**PROMPT**
Rewrite the listing from its first line through the line that contains "color-swatch[interactable] xyxy=(323,148,332,158)", replacing "color-swatch" with "color-chip" everywhere and keeping everything else the same.

Element box annotations
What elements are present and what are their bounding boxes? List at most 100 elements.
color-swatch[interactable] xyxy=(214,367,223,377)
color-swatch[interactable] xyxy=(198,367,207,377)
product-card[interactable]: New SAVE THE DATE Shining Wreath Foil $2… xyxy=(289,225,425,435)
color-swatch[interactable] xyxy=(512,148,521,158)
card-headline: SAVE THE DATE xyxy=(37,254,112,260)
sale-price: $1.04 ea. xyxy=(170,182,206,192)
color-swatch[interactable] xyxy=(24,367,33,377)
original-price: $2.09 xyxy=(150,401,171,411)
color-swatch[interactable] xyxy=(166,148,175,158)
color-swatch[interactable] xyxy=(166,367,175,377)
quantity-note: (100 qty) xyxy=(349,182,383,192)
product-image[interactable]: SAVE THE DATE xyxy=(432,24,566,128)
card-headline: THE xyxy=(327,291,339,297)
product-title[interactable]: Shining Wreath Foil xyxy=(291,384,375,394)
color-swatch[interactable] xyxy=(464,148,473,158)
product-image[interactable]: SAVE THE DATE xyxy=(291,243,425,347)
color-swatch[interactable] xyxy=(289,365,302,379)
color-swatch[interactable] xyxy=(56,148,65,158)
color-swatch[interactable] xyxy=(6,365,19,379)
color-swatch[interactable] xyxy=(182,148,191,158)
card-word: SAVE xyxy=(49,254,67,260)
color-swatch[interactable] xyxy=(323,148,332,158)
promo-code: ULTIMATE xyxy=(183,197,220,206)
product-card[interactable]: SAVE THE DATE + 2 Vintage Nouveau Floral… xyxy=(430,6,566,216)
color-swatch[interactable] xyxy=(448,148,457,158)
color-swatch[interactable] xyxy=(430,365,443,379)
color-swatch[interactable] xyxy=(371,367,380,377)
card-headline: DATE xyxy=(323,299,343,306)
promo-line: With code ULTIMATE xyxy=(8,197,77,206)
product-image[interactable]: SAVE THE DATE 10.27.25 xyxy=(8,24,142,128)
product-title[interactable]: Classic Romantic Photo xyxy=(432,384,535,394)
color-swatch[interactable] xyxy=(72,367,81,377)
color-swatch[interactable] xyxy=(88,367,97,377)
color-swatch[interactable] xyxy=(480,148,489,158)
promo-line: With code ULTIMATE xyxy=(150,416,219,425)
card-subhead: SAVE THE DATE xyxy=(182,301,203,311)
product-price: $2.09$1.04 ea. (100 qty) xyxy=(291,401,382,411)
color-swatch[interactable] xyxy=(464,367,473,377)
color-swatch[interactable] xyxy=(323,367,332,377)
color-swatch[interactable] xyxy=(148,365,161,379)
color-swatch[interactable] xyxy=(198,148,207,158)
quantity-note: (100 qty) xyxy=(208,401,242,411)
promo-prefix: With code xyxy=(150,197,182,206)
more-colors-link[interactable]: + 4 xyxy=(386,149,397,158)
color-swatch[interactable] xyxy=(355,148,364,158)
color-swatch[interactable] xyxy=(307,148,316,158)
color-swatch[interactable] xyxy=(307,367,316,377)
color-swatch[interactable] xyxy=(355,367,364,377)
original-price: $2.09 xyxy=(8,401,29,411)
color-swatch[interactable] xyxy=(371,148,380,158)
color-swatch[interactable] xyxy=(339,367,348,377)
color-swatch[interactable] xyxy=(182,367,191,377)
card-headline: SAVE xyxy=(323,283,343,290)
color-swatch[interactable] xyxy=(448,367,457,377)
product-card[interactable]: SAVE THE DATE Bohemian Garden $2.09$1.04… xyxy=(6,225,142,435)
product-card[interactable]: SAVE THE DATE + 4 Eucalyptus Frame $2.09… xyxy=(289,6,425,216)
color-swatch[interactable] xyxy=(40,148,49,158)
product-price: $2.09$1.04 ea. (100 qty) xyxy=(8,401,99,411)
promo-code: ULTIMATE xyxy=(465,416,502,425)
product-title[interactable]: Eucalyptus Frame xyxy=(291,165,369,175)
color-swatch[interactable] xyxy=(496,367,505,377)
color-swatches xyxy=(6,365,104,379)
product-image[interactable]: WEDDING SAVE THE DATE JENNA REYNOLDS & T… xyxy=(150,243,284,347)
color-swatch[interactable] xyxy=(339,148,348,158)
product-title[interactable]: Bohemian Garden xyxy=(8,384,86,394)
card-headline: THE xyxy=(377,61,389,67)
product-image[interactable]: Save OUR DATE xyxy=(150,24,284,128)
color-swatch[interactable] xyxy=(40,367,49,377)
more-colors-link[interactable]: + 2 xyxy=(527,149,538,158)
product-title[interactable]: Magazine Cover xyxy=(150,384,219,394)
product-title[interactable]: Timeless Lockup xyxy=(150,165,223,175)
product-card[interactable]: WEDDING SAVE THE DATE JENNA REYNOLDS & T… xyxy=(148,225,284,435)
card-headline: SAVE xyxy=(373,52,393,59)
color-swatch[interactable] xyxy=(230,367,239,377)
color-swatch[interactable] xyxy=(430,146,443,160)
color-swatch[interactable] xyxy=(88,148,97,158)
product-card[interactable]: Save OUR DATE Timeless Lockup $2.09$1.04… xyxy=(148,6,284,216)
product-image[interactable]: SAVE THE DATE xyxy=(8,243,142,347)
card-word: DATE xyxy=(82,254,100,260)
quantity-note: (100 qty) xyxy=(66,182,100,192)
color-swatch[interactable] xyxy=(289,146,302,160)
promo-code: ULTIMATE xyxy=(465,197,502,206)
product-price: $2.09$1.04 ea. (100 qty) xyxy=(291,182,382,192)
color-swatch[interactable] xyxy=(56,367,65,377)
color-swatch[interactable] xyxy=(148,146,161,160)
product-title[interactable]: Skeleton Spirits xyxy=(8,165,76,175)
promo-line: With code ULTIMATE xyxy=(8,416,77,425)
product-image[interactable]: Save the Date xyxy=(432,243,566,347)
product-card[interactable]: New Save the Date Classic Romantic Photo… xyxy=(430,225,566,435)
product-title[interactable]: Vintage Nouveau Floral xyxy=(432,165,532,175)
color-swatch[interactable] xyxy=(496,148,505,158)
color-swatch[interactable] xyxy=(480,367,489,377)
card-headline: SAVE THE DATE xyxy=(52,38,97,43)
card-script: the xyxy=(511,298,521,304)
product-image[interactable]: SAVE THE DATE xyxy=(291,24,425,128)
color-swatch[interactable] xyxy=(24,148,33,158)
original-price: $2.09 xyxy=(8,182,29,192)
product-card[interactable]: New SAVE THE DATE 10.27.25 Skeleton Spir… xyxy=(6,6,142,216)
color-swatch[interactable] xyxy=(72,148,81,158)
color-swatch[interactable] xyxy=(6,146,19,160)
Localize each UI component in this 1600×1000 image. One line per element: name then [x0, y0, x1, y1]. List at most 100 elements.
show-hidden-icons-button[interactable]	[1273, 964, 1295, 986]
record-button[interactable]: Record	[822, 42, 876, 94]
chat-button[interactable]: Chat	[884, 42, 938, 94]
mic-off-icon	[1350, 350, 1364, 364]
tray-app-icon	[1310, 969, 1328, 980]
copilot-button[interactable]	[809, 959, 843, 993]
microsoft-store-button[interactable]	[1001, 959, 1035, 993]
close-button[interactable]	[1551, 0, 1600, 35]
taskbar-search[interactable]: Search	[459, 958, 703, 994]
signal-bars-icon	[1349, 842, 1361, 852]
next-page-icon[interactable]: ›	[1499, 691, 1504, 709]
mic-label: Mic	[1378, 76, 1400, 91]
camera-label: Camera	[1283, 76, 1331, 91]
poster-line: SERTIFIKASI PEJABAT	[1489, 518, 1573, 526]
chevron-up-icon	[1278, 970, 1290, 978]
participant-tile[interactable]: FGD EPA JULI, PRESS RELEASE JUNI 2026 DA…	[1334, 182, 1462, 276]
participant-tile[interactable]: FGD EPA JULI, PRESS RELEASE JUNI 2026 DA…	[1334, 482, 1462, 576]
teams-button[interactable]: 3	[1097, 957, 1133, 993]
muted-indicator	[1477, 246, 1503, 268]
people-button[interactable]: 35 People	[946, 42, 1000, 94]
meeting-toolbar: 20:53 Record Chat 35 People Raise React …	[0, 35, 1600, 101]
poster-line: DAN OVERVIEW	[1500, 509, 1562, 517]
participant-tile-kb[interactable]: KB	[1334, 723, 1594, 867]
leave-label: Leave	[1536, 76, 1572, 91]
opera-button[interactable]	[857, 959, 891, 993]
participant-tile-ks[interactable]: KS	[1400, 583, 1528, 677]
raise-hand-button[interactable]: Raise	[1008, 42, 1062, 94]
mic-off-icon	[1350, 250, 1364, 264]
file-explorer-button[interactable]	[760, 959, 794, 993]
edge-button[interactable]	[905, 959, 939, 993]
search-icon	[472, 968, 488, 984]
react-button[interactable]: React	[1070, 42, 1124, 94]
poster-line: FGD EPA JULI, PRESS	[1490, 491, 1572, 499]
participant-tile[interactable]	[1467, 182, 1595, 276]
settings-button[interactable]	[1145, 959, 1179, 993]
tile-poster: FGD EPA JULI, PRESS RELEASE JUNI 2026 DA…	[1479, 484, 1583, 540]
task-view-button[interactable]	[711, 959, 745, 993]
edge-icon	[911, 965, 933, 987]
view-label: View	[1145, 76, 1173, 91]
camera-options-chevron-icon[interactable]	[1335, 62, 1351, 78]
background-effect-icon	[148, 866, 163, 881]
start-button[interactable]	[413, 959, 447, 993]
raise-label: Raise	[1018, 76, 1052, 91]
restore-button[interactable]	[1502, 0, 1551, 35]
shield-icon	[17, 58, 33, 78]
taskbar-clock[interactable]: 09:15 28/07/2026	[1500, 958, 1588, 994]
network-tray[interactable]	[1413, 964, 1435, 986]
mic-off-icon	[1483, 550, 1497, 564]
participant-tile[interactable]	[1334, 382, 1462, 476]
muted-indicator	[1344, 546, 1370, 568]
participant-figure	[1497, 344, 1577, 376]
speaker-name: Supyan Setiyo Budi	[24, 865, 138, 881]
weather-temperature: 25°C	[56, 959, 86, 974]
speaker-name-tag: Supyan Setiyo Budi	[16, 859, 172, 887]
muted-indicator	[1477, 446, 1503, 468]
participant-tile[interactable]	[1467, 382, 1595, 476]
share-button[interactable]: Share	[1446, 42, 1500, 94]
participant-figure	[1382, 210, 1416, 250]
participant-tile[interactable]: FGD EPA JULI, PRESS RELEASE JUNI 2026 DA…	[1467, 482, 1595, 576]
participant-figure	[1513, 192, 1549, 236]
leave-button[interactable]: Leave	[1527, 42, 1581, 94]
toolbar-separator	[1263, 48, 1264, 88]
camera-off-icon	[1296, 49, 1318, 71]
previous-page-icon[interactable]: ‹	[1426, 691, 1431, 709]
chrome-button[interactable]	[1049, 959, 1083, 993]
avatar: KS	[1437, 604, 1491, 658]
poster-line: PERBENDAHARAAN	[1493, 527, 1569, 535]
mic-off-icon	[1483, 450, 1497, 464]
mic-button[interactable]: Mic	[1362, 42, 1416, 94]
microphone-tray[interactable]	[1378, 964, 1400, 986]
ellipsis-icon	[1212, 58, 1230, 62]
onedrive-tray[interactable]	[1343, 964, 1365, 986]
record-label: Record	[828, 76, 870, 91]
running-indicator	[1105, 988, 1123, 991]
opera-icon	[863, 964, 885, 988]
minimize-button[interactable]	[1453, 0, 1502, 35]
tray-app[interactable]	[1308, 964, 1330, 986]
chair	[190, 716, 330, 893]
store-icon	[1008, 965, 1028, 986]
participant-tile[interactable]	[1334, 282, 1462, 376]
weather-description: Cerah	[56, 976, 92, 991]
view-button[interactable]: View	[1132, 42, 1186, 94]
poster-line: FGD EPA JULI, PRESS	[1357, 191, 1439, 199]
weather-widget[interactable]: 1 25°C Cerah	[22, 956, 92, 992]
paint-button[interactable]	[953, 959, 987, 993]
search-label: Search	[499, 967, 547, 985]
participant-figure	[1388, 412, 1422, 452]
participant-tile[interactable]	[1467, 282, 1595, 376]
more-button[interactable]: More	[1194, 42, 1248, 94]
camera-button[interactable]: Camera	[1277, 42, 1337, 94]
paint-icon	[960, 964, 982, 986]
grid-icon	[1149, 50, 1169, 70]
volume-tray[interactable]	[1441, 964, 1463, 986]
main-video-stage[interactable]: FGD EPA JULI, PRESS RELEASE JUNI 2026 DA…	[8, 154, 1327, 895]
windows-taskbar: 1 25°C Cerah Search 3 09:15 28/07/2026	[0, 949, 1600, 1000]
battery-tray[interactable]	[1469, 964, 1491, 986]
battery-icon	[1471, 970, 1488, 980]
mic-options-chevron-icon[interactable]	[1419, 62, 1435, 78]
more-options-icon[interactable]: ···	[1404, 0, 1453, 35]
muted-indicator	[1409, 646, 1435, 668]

**ANSWER TO THE TASK**
What elements are present and what are their bounding boxes? List at most 100 elements.
color-chip[interactable] xyxy=(214,367,223,377)
color-chip[interactable] xyxy=(198,367,207,377)
product-card[interactable]: New SAVE THE DATE Shining Wreath Foil $2… xyxy=(289,225,425,435)
color-chip[interactable] xyxy=(512,148,521,158)
card-headline: SAVE THE DATE xyxy=(37,254,112,260)
sale-price: $1.04 ea. xyxy=(170,182,206,192)
color-chip[interactable] xyxy=(24,367,33,377)
original-price: $2.09 xyxy=(150,401,171,411)
color-chip[interactable] xyxy=(166,148,175,158)
color-chip[interactable] xyxy=(166,367,175,377)
quantity-note: (100 qty) xyxy=(349,182,383,192)
product-image[interactable]: SAVE THE DATE xyxy=(432,24,566,128)
card-headline: THE xyxy=(327,291,339,297)
product-title[interactable]: Shining Wreath Foil xyxy=(291,384,375,394)
color-chip[interactable] xyxy=(464,148,473,158)
product-image[interactable]: SAVE THE DATE xyxy=(291,243,425,347)
color-chip[interactable] xyxy=(289,365,302,379)
color-chip[interactable] xyxy=(56,148,65,158)
color-chip[interactable] xyxy=(6,365,19,379)
color-chip[interactable] xyxy=(182,148,191,158)
card-word: SAVE xyxy=(49,254,67,260)
color-chip[interactable] xyxy=(323,148,332,158)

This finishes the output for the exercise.